_Stored data_:
★ ★ ★ ★

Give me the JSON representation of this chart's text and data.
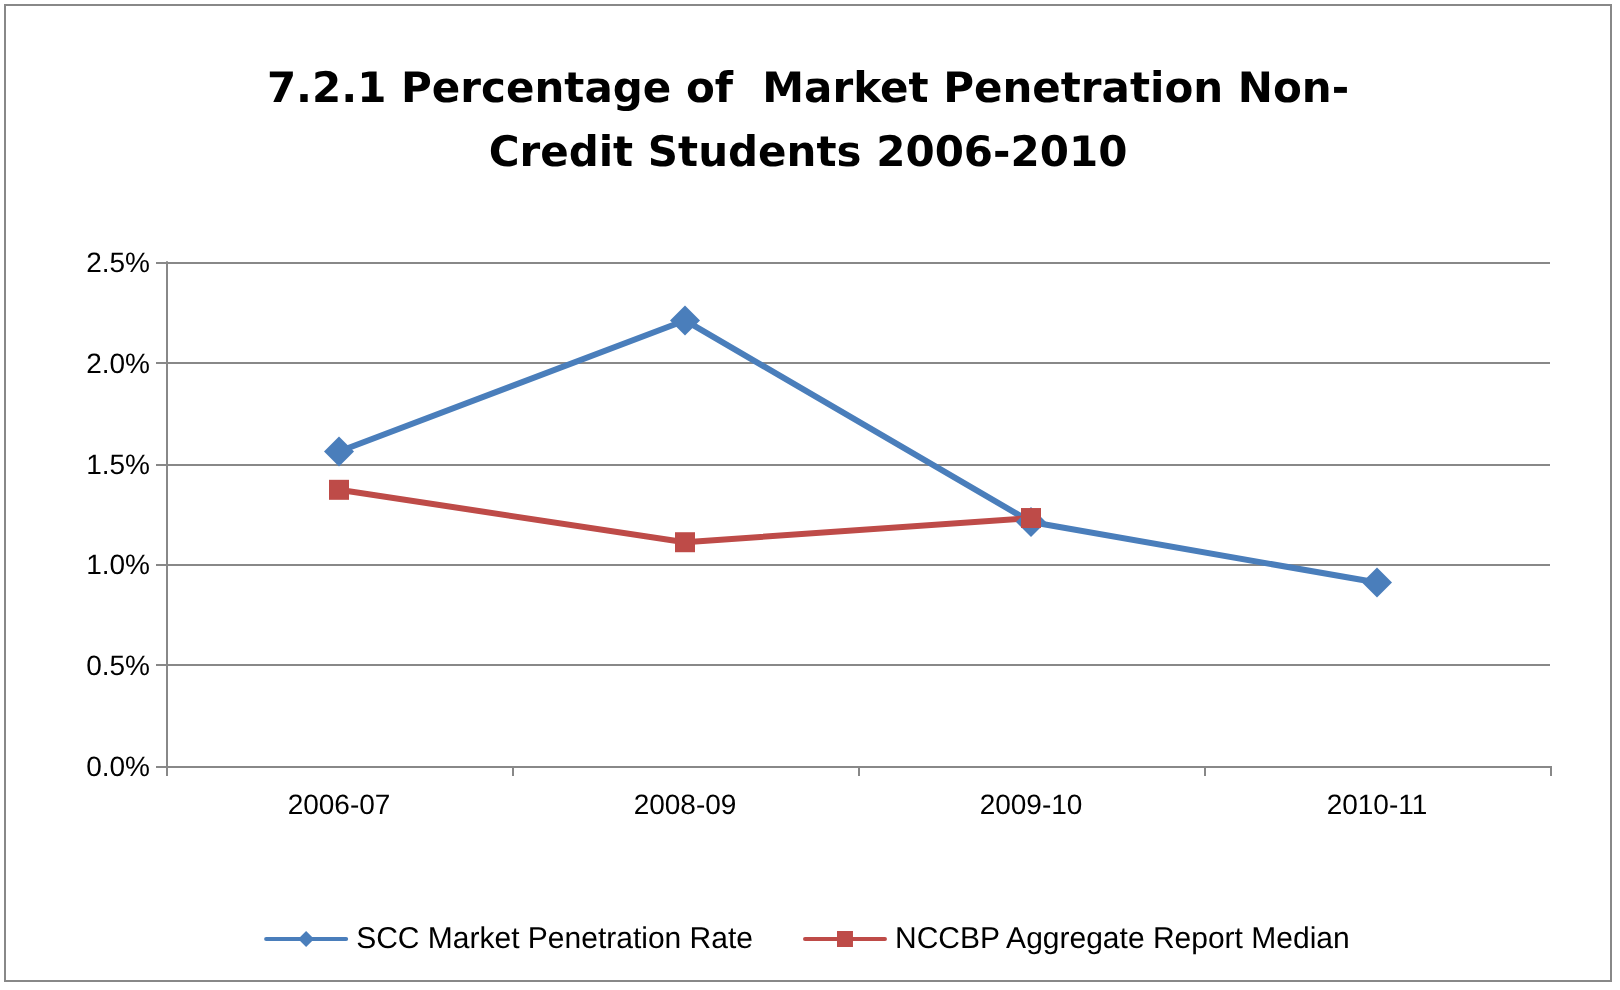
{
  "chart_data": {
    "type": "line",
    "title": "7.2.1 Percentage of  Market Penetration Non-\nCredit Students 2006-2010",
    "categories": [
      "2006-07",
      "2008-09",
      "2009-10",
      "2010-11"
    ],
    "series": [
      {
        "name": "SCC Market Penetration Rate",
        "color": "#4a7ebb",
        "marker": "diamond",
        "values": [
          1.56,
          2.21,
          1.21,
          0.91
        ]
      },
      {
        "name": "NCCBP Aggregate Report Median",
        "color": "#be4b48",
        "marker": "square",
        "values": [
          1.37,
          1.11,
          1.23,
          null
        ]
      }
    ],
    "ylim": [
      0,
      2.5
    ],
    "yticks": [
      {
        "value": 0,
        "label": "0.0%"
      },
      {
        "value": 0.5,
        "label": "0.5%"
      },
      {
        "value": 1,
        "label": "1.0%"
      },
      {
        "value": 1.5,
        "label": "1.5%"
      },
      {
        "value": 2,
        "label": "2.0%"
      },
      {
        "value": 2.5,
        "label": "2.5%"
      }
    ],
    "grid": "y",
    "legend": "bottom",
    "line_style": "solid"
  }
}
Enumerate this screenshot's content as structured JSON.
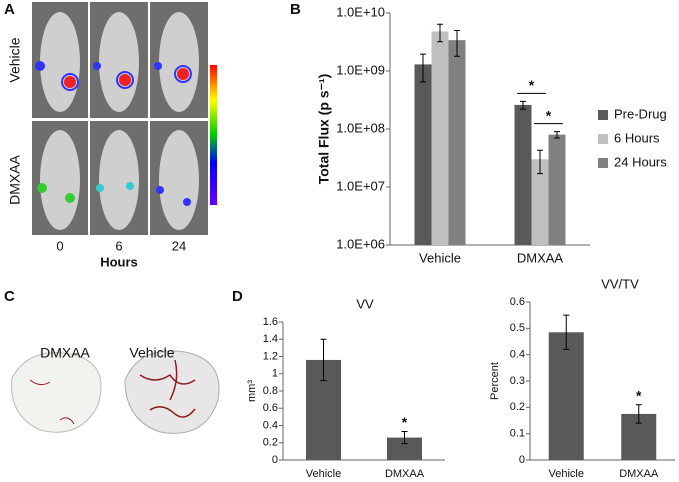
{
  "panel_labels": [
    "A",
    "B",
    "C",
    "D"
  ],
  "panel_a": {
    "rows": [
      "Vehicle",
      "DMXAA"
    ],
    "columns": [
      "0",
      "6",
      "24"
    ],
    "x_label": "Hours"
  },
  "panel_c": {
    "labels": [
      "DMXAA",
      "Vehicle"
    ]
  },
  "chart_data": [
    {
      "type": "bar",
      "log_scale": true,
      "y_label": "Total Flux (p s⁻¹)",
      "categories": [
        "Vehicle",
        "DMXAA"
      ],
      "series": [
        {
          "name": "Pre-Drug",
          "color": "#595959",
          "values": [
            1300000000,
            260000000
          ],
          "errors": [
            650000000,
            40000000
          ]
        },
        {
          "name": "6 Hours",
          "color": "#bfbfbf",
          "values": [
            4800000000,
            30000000
          ],
          "errors": [
            1600000000,
            13000000
          ]
        },
        {
          "name": "24 Hours",
          "color": "#808080",
          "values": [
            3400000000,
            80000000
          ],
          "errors": [
            1600000000,
            10000000
          ]
        }
      ],
      "ylim": [
        1000000,
        10000000000
      ],
      "yticks": [
        {
          "value": 1000000,
          "label": "1.0E+06"
        },
        {
          "value": 10000000,
          "label": "1.0E+07"
        },
        {
          "value": 100000000,
          "label": "1.0E+08"
        },
        {
          "value": 1000000000,
          "label": "1.0E+09"
        },
        {
          "value": 10000000000,
          "label": "1.0E+10"
        }
      ],
      "legend": "right",
      "annotations": [
        "*",
        "*"
      ]
    },
    {
      "type": "bar",
      "title": "VV",
      "y_label": "mm³",
      "categories": [
        "Vehicle",
        "DMXAA"
      ],
      "values": [
        1.16,
        0.26
      ],
      "errors": [
        0.24,
        0.07
      ],
      "color": "#595959",
      "ylim": [
        0,
        1.6
      ],
      "yticks": [
        0,
        0.2,
        0.4,
        0.6,
        0.8,
        1,
        1.2,
        1.4,
        1.6
      ],
      "annotations": [
        "*"
      ]
    },
    {
      "type": "bar",
      "title": "VV/TV",
      "y_label": "Percent",
      "categories": [
        "Vehicle",
        "DMXAA"
      ],
      "values": [
        0.485,
        0.175
      ],
      "errors": [
        0.065,
        0.035
      ],
      "color": "#595959",
      "ylim": [
        0,
        0.6
      ],
      "yticks": [
        0,
        0.1,
        0.2,
        0.3,
        0.4,
        0.5,
        0.6
      ],
      "annotations": [
        "*"
      ]
    }
  ]
}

★ ★ ★ ★

_Instruction_: In the entries above, identify every line with the word "Hours". Copy those lines.

_Solution to this task_:
    "x_label": "Hours"
          "name": "6 Hours",
          "name": "24 Hours",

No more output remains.